***** Provided passage *****
2013-11-01 Thread Jay Pipes

On 11/01/2013 12:33 PM, Clayton Coleman wrote:

- Original Message -


Once all the gitreview stuff is cleaned up I was going to do some purely
mechanical additions.

I heard a few +1 for sqlalchemy with the standard OpenStack abstraction:

solum/db/api.py
   manager abstraction for db calls
solum/db/sqlalchemy/api.py
   sqlalchemy implementation

I was also going to throw in migrate as a dependency and put in the glue code
for that based on common use from ironic/trove/heat.  That'll pull in a few
openstack common and config settings.  Finally, was going to add a
solum-dbsync command a la the aforementioned projects.  No schema will be
added.

Objections?



I was blindly assuming we want to pull in eventlet support, with the implicit 
understanding that we will be doing some form of timeslicing and async io bound 
waiting in the API... but would like to hear others weigh in before I add the 
monkey_patch and stub code around script startup.
***** Extracted material *****
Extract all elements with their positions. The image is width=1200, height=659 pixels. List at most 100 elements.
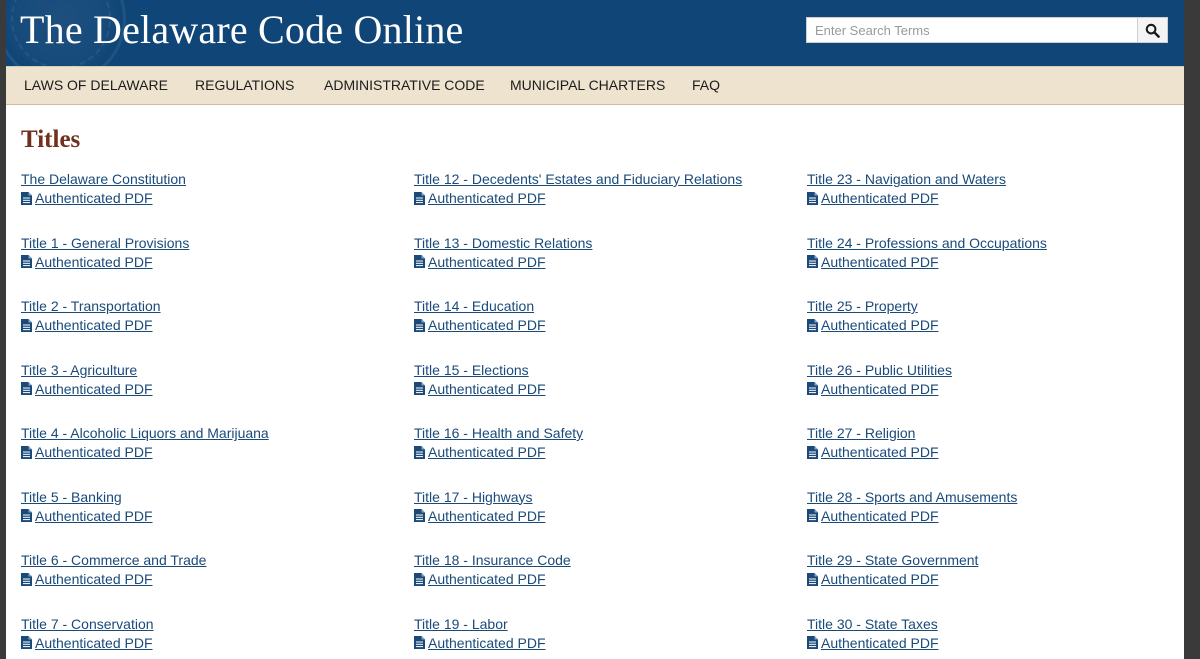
- nav-regulations[interactable]: REGULATIONS: [195, 77, 294, 93]
- title-link[interactable]: Title 25 - Property: [807, 297, 1184, 315]
- title-link[interactable]: Title 16 - Health and Safety: [414, 424, 794, 442]
- authenticated-pdf-link[interactable]: Authenticated PDF: [807, 634, 1184, 652]
- document-icon: [21, 509, 32, 522]
- title-link[interactable]: Title 2 - Transportation: [21, 297, 401, 315]
- title-entry: Title 2 - Transportation Authenticated PD…: [21, 297, 401, 361]
- pdf-link-label: Authenticated PDF: [35, 190, 153, 206]
- title-link[interactable]: Title 24 - Professions and Occupations: [807, 234, 1184, 252]
- titles-column-1: The Delaware Constitution Authenticated P…: [21, 170, 401, 659]
- document-icon: [807, 572, 818, 586]
- authenticated-pdf-link[interactable]: Authenticated PDF: [414, 443, 794, 461]
- pdf-link-label: Authenticated PDF: [35, 634, 153, 651]
- authenticated-pdf-link[interactable]: Authenticated PDF: [21, 316, 401, 334]
- document-icon: [414, 509, 425, 522]
- document-icon: [21, 572, 32, 586]
- authenticated-pdf-link[interactable]: Authenticated PDF: [414, 316, 794, 334]
- title-entry: Title 19 - Labor Authenticated PDF: [414, 615, 794, 659]
- authenticated-pdf-link[interactable]: Authenticated PDF: [414, 570, 794, 588]
- title-entry: Title 3 - Agriculture Authenticated PDF: [21, 361, 401, 425]
- title-entry: Title 25 - Property Authenticated PDF: [807, 297, 1184, 361]
- pdf-link-label: Authenticated PDF: [35, 444, 153, 460]
- nav-faq[interactable]: FAQ: [692, 77, 720, 93]
- title-entry: Title 18 - Insurance Code Authenticated P…: [414, 551, 794, 615]
- authenticated-pdf-link[interactable]: Authenticated PDF: [21, 570, 401, 588]
- document-icon: [807, 382, 818, 395]
- authenticated-pdf-link[interactable]: Authenticated PDF: [21, 634, 401, 652]
- search-icon: [1145, 23, 1160, 38]
- pdf-link-label: Authenticated PDF: [821, 444, 939, 460]
- title-link[interactable]: Title 12 - Decedents' Estates and Fiduci…: [414, 170, 794, 188]
- title-link[interactable]: Title 17 - Highways: [414, 488, 794, 506]
- search-input[interactable]: [806, 17, 1137, 43]
- authenticated-pdf-link[interactable]: Authenticated PDF: [807, 253, 1184, 271]
- document-icon: [21, 382, 32, 395]
- title-link[interactable]: Title 13 - Domestic Relations: [414, 234, 794, 252]
- authenticated-pdf-link[interactable]: Authenticated PDF: [21, 189, 401, 207]
- authenticated-pdf-link[interactable]: Authenticated PDF: [807, 507, 1184, 525]
- title-link[interactable]: Title 30 - State Taxes: [807, 615, 1184, 633]
- authenticated-pdf-link[interactable]: Authenticated PDF: [414, 380, 794, 398]
- title-link[interactable]: Title 6 - Commerce and Trade: [21, 551, 401, 569]
- pdf-link-label: Authenticated PDF: [821, 571, 939, 587]
- title-entry: Title 17 - Highways Authenticated PDF: [414, 488, 794, 552]
- authenticated-pdf-link[interactable]: Authenticated PDF: [807, 443, 1184, 461]
- authenticated-pdf-link[interactable]: Authenticated PDF: [807, 189, 1184, 207]
- document-icon: [807, 509, 818, 522]
- title-link[interactable]: Title 4 - Alcoholic Liquors and Marijuan…: [21, 424, 401, 442]
- title-link[interactable]: Title 19 - Labor: [414, 615, 794, 633]
- authenticated-pdf-link[interactable]: Authenticated PDF: [21, 443, 401, 461]
- title-entry: Title 16 - Health and Safety Authenticate…: [414, 424, 794, 488]
- authenticated-pdf-link[interactable]: Authenticated PDF: [414, 634, 794, 652]
- title-link[interactable]: Title 1 - General Provisions: [21, 234, 401, 252]
- title-entry: Title 6 - Commerce and Trade Authenticate…: [21, 551, 401, 615]
- search-button[interactable]: [1137, 17, 1168, 43]
- pdf-link-label: Authenticated PDF: [821, 190, 939, 206]
- nav-administrative-code[interactable]: ADMINISTRATIVE CODE: [324, 77, 485, 93]
- page-title: Titles: [21, 126, 81, 153]
- authenticated-pdf-link[interactable]: Authenticated PDF: [807, 570, 1184, 588]
- authenticated-pdf-link[interactable]: Authenticated PDF: [807, 380, 1184, 398]
- title-link[interactable]: The Delaware Constitution: [21, 170, 401, 188]
- nav-laws-of-delaware[interactable]: LAWS OF DELAWARE: [24, 77, 168, 93]
- title-entry: Title 15 - Elections Authenticated PDF: [414, 361, 794, 425]
- authenticated-pdf-link[interactable]: Authenticated PDF: [21, 507, 401, 525]
- title-entry: Title 23 - Navigation and Waters Authenti…: [807, 170, 1184, 234]
- document-icon: [21, 255, 32, 268]
- titles-column-2: Title 12 - Decedents' Estates and Fiduci…: [414, 170, 794, 659]
- authenticated-pdf-link[interactable]: Authenticated PDF: [21, 253, 401, 271]
- authenticated-pdf-link[interactable]: Authenticated PDF: [414, 189, 794, 207]
- pdf-link-label: Authenticated PDF: [428, 190, 546, 206]
- document-icon: [414, 191, 425, 205]
- title-link[interactable]: Title 3 - Agriculture: [21, 361, 401, 379]
- pdf-link-label: Authenticated PDF: [821, 507, 939, 524]
- title-entry: The Delaware Constitution Authenticated P…: [21, 170, 401, 234]
- pdf-link-label: Authenticated PDF: [35, 571, 153, 587]
- title-link[interactable]: Title 26 - Public Utilities: [807, 361, 1184, 379]
- authenticated-pdf-link[interactable]: Authenticated PDF: [807, 316, 1184, 334]
- nav-municipal-charters[interactable]: MUNICIPAL CHARTERS: [510, 77, 665, 93]
- pdf-link-label: Authenticated PDF: [35, 507, 153, 524]
- title-link[interactable]: Title 15 - Elections: [414, 361, 794, 379]
- document-icon: [807, 445, 818, 459]
- title-link[interactable]: Title 14 - Education: [414, 297, 794, 315]
- pdf-link-label: Authenticated PDF: [821, 380, 939, 397]
- title-link[interactable]: Title 7 - Conservation: [21, 615, 401, 633]
- titles-column-3: Title 23 - Navigation and Waters Authenti…: [807, 170, 1184, 659]
- title-entry: Title 14 - Education Authenticated PDF: [414, 297, 794, 361]
- pdf-link-label: Authenticated PDF: [428, 444, 546, 460]
- pdf-link-label: Authenticated PDF: [428, 507, 546, 524]
- title-link[interactable]: Title 28 - Sports and Amusements: [807, 488, 1184, 506]
- title-link[interactable]: Title 29 - State Government: [807, 551, 1184, 569]
- authenticated-pdf-link[interactable]: Authenticated PDF: [21, 380, 401, 398]
- title-link[interactable]: Title 27 - Religion: [807, 424, 1184, 442]
- authenticated-pdf-link[interactable]: Authenticated PDF: [414, 253, 794, 271]
- title-link[interactable]: Title 5 - Banking: [21, 488, 401, 506]
- title-entry: Title 30 - State Taxes Authenticated PDF: [807, 615, 1184, 659]
- site-title[interactable]: The Delaware Code Online: [20, 6, 464, 53]
- authenticated-pdf-link[interactable]: Authenticated PDF: [414, 507, 794, 525]
- title-link[interactable]: Title 18 - Insurance Code: [414, 551, 794, 569]
- document-icon: [807, 318, 818, 332]
- title-entry: Title 12 - Decedents' Estates and Fiduci…: [414, 170, 794, 234]
- title-link[interactable]: Title 23 - Navigation and Waters: [807, 170, 1184, 188]
- title-entry: Title 28 - Sports and Amusements Authenti…: [807, 488, 1184, 552]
*****
Exercises to complete —
**1)** Do the following statements agree with the Solum database thread? For each, answer yes or no and quote the deciding words.
(a) A schema will be added along with the solum-dbsync command.
(b) The glue code for migrate would be based on common use from ironic, trove and heat.
(c) The monkey_patch and stub code has already been added around script startup.
**2)** Extract the part of the Solum database thread from "2013-11-01 Thread Jay" to "mechanical additions.", copied word for word.

Solved tasks —
**1)**
(a) No: "No schema will be added."
(b) Yes: "based on common use from ironic/trove/heat"
(c) No: "would like to hear others weigh in before I add the monkey_patch and stub code around script startup"

**2)**
2013-11-01 Thread Jay Pipes

On 11/01/2013 12:33 PM, Clayton Coleman wrote:

- Original Message -


Once all the gitreview stuff is cleaned up I was going to do some purely
mechanical additions.